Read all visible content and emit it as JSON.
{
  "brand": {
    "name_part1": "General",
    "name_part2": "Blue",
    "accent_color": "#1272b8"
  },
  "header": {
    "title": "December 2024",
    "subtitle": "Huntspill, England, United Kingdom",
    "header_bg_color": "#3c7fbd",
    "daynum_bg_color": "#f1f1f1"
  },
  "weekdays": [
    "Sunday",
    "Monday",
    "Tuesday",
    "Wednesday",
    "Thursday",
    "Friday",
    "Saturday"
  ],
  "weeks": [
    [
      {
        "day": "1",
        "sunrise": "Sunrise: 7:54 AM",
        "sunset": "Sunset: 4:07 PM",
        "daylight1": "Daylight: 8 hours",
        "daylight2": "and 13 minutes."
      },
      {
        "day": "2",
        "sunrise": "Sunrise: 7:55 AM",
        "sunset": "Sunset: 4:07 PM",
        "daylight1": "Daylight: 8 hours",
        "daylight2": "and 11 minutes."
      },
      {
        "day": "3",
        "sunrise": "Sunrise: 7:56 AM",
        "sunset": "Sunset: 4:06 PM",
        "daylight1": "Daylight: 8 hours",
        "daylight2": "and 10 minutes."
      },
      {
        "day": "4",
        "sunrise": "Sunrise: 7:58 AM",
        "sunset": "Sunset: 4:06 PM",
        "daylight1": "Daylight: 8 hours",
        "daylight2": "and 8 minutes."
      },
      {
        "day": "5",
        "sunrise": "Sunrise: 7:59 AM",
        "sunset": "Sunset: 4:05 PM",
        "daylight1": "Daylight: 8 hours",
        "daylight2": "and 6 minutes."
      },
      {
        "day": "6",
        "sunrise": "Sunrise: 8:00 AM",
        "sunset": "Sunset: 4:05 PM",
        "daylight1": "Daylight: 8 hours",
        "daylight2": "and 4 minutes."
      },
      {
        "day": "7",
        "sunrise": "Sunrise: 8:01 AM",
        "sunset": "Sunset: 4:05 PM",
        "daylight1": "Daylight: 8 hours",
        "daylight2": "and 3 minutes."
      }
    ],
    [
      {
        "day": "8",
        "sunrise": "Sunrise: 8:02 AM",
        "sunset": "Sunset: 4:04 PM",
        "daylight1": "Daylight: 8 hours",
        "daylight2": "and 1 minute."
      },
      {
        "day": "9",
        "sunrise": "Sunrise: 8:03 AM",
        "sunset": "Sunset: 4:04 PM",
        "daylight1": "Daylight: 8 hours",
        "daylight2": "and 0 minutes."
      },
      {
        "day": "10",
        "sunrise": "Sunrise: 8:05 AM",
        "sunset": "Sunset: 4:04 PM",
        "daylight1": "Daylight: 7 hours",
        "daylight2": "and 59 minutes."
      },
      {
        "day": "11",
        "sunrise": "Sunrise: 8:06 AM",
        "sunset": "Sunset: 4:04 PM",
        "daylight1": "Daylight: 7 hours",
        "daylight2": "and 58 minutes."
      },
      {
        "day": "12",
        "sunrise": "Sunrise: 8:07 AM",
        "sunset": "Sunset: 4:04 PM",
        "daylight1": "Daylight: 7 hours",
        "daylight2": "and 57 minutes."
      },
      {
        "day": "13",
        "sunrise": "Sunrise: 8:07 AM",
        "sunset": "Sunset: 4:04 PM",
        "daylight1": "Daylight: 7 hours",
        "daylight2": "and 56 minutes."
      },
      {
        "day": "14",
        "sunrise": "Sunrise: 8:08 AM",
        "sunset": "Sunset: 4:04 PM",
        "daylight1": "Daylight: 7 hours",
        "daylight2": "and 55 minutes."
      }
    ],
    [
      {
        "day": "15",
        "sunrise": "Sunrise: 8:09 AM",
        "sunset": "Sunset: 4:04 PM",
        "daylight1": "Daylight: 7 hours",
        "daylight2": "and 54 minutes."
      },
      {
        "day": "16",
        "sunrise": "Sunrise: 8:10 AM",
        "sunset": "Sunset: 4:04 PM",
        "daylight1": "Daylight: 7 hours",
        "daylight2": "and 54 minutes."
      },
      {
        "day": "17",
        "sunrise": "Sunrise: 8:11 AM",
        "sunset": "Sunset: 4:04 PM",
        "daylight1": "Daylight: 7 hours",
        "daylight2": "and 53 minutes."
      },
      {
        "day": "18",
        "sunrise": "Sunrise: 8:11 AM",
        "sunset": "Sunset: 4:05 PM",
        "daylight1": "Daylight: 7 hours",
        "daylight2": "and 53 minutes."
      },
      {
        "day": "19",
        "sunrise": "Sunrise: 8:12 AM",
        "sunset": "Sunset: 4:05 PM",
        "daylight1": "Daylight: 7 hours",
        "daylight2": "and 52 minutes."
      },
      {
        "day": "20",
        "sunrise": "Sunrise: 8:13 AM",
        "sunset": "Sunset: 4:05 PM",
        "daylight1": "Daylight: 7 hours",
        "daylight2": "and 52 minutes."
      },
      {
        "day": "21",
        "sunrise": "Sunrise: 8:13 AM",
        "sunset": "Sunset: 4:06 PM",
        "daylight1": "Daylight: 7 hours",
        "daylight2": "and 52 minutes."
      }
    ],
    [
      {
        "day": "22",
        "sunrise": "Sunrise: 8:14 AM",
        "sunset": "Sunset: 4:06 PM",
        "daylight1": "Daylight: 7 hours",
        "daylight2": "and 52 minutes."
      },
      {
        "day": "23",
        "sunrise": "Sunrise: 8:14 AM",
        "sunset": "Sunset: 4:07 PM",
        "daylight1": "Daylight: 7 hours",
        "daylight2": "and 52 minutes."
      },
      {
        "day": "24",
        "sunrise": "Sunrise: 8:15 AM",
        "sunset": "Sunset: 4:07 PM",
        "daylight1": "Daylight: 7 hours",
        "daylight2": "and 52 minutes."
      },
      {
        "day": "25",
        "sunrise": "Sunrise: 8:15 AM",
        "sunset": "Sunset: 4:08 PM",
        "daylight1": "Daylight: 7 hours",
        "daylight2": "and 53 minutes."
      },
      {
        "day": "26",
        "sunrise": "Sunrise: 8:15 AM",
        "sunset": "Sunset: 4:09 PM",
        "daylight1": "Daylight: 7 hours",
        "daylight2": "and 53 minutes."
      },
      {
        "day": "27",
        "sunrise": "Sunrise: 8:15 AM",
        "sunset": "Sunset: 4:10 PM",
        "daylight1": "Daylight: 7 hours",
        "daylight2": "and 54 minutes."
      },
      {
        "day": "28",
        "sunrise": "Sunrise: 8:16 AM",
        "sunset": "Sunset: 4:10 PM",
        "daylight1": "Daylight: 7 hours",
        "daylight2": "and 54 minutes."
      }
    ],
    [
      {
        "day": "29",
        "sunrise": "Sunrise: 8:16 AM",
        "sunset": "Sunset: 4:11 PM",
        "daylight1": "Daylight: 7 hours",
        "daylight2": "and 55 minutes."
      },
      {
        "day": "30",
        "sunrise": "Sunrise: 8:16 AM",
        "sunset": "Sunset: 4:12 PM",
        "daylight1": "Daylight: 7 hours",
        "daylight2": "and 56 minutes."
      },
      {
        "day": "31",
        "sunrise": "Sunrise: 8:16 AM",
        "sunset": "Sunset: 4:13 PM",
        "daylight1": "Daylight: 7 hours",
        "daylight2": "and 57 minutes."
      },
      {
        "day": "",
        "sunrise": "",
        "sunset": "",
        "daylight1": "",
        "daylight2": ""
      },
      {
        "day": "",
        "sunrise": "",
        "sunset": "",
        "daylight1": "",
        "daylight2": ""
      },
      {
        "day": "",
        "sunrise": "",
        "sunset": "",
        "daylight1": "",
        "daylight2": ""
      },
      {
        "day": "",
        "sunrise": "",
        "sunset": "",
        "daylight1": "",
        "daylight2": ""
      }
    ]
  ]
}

+---+

THE EXERCISE ->
Every line of the material must be returned exactly as it appears.

EXPECTED ANSWER ->
Read all visible content and emit it as JSON.
{
  "brand": {
    "name_part1": "General",
    "name_part2": "Blue",
    "accent_color": "#1272b8"
  },
  "header": {
    "title": "December 2024",
    "subtitle": "Huntspill, England, United Kingdom",
    "header_bg_color": "#3c7fbd",
    "daynum_bg_color": "#f1f1f1"
  },
  "weekdays": [
    "Sunday",
    "Monday",
    "Tuesday",
    "Wednesday",
    "Thursday",
    "Friday",
    "Saturday"
  ],
  "weeks": [
    [
      {
        "day": "1",
        "sunrise": "Sunrise: 7:54 AM",
        "sunset": "Sunset: 4:07 PM",
        "daylight1": "Daylight: 8 hours",
        "daylight2": "and 13 minutes."
      },
      {
        "day": "2",
        "sunrise": "Sunrise: 7:55 AM",
        "sunset": "Sunset: 4:07 PM",
        "daylight1": "Daylight: 8 hours",
        "daylight2": "and 11 minutes."
      },
      {
        "day": "3",
        "sunrise": "Sunrise: 7:56 AM",
        "sunset": "Sunset: 4:06 PM",
        "daylight1": "Daylight: 8 hours",
        "daylight2": "and 10 minutes."
      },
      {
        "day": "4",
        "sunrise": "Sunrise: 7:58 AM",
        "sunset": "Sunset: 4:06 PM",
        "daylight1": "Daylight: 8 hours",
        "daylight2": "and 8 minutes."
      },
      {
        "day": "5",
        "sunrise": "Sunrise: 7:59 AM",
        "sunset": "Sunset: 4:05 PM",
        "daylight1": "Daylight: 8 hours",
        "daylight2": "and 6 minutes."
      },
      {
        "day": "6",
        "sunrise": "Sunrise: 8:00 AM",
        "sunset": "Sunset: 4:05 PM",
        "daylight1": "Daylight: 8 hours",
        "daylight2": "and 4 minutes."
      },
      {
        "day": "7",
        "sunrise": "Sunrise: 8:01 AM",
        "sunset": "Sunset: 4:05 PM",
        "daylight1": "Daylight: 8 hours",
        "daylight2": "and 3 minutes."
      }
    ],
    [
      {
        "day": "8",
        "sunrise": "Sunrise: 8:02 AM",
        "sunset": "Sunset: 4:04 PM",
        "daylight1": "Daylight: 8 hours",
        "daylight2": "and 1 minute."
      },
      {
        "day": "9",
        "sunrise": "Sunrise: 8:03 AM",
        "sunset": "Sunset: 4:04 PM",
        "daylight1": "Daylight: 8 hours",
        "daylight2": "and 0 minutes."
      },
      {
        "day": "10",
        "sunrise": "Sunrise: 8:05 AM",
        "sunset": "Sunset: 4:04 PM",
        "daylight1": "Daylight: 7 hours",
        "daylight2": "and 59 minutes."
      },
      {
        "day": "11",
        "sunrise": "Sunrise: 8:06 AM",
        "sunset": "Sunset: 4:04 PM",
        "daylight1": "Daylight: 7 hours",
        "daylight2": "and 58 minutes."
      },
      {
        "day": "12",
        "sunrise": "Sunrise: 8:07 AM",
        "sunset": "Sunset: 4:04 PM",
        "daylight1": "Daylight: 7 hours",
        "daylight2": "and 57 minutes."
      },
      {
        "day": "13",
        "sunrise": "Sunrise: 8:07 AM",
        "sunset": "Sunset: 4:04 PM",
        "daylight1": "Daylight: 7 hours",
        "daylight2": "and 56 minutes."
      },
      {
        "day": "14",
        "sunrise": "Sunrise: 8:08 AM",
        "sunset": "Sunset: 4:04 PM",
        "daylight1": "Daylight: 7 hours",
        "daylight2": "and 55 minutes."
      }
    ],
    [
      {
        "day": "15",
        "sunrise": "Sunrise: 8:09 AM",
        "sunset": "Sunset: 4:04 PM",
        "daylight1": "Daylight: 7 hours",
        "daylight2": "and 54 minutes."
      },
      {
        "day": "16",
        "sunrise": "Sunrise: 8:10 AM",
        "sunset": "Sunset: 4:04 PM",
        "daylight1": "Daylight: 7 hours",
        "daylight2": "and 54 minutes."
      },
      {
        "day": "17",
        "sunrise": "Sunrise: 8:11 AM",
        "sunset": "Sunset: 4:04 PM",
        "daylight1": "Daylight: 7 hours",
        "daylight2": "and 53 minutes."
      },
      {
        "day": "18",
        "sunrise": "Sunrise: 8:11 AM",
        "sunset": "Sunset: 4:05 PM",
        "daylight1": "Daylight: 7 hours",
        "daylight2": "and 53 minutes."
      },
      {
        "day": "19",
        "sunrise": "Sunrise: 8:12 AM",
        "sunset": "Sunset: 4:05 PM",
        "daylight1": "Daylight: 7 hours",
        "daylight2": "and 52 minutes."
      },
      {
        "day": "20",
        "sunrise": "Sunrise: 8:13 AM",
        "sunset": "Sunset: 4:05 PM",
        "daylight1": "Daylight: 7 hours",
        "daylight2": "and 52 minutes."
      },
      {
        "day": "21",
        "sunrise": "Sunrise: 8:13 AM",
        "sunset": "Sunset: 4:06 PM",
        "daylight1": "Daylight: 7 hours",
        "daylight2": "and 52 minutes."
      }
    ],
    [
      {
        "day": "22",
        "sunrise": "Sunrise: 8:14 AM",
        "sunset": "Sunset: 4:06 PM",
        "daylight1": "Daylight: 7 hours",
        "daylight2": "and 52 minutes."
      },
      {
        "day": "23",
        "sunrise": "Sunrise: 8:14 AM",
        "sunset": "Sunset: 4:07 PM",
        "daylight1": "Daylight: 7 hours",
        "daylight2": "and 52 minutes."
      },
      {
        "day": "24",
        "sunrise": "Sunrise: 8:15 AM",
        "sunset": "Sunset: 4:07 PM",
        "daylight1": "Daylight: 7 hours",
        "daylight2": "and 52 minutes."
      },
      {
        "day": "25",
        "sunrise": "Sunrise: 8:15 AM",
        "sunset": "Sunset: 4:08 PM",
        "daylight1": "Daylight: 7 hours",
        "daylight2": "and 53 minutes."
      },
      {
        "day": "26",
        "sunrise": "Sunrise: 8:15 AM",
        "sunset": "Sunset: 4:09 PM",
        "daylight1": "Daylight: 7 hours",
        "daylight2": "and 53 minutes."
      },
      {
        "day": "27",
        "sunrise": "Sunrise: 8:15 AM",
        "sunset": "Sunset: 4:10 PM",
        "daylight1": "Daylight: 7 hours",
        "daylight2": "and 54 minutes."
      },
      {
        "day": "28",
        "sunrise": "Sunrise: 8:16 AM",
        "sunset": "Sunset: 4:10 PM",
        "daylight1": "Daylight: 7 hours",
        "daylight2": "and 54 minutes."
      }
    ],
    [
      {
        "day": "29",
        "sunrise": "Sunrise: 8:16 AM",
        "sunset": "Sunset: 4:11 PM",
        "daylight1": "Daylight: 7 hours",
        "daylight2": "and 55 minutes."
      },
      {
        "day": "30",
        "sunrise": "Sunrise: 8:16 AM",
        "sunset": "Sunset: 4:12 PM",
        "daylight1": "Daylight: 7 hours",
        "daylight2": "and 56 minutes."
      },
      {
        "day": "31",
        "sunrise": "Sunrise: 8:16 AM",
        "sunset": "Sunset: 4:13 PM",
        "daylight1": "Daylight: 7 hours",
        "daylight2": "and 57 minutes."
      },
      {
        "day": "",
        "sunrise": "",
        "sunset": "",
        "daylight1": "",
        "daylight2": ""
      },
      {
        "day": "",
        "sunrise": "",
        "sunset": "",
        "daylight1": "",
        "daylight2": ""
      },
      {
        "day": "",
        "sunrise": "",
        "sunset": "",
        "daylight1": "",
        "daylight2": ""
      },
      {
        "day": "",
        "sunrise": "",
        "sunset": "",
        "daylight1": "",
        "daylight2": ""
      }
    ]
  ]
}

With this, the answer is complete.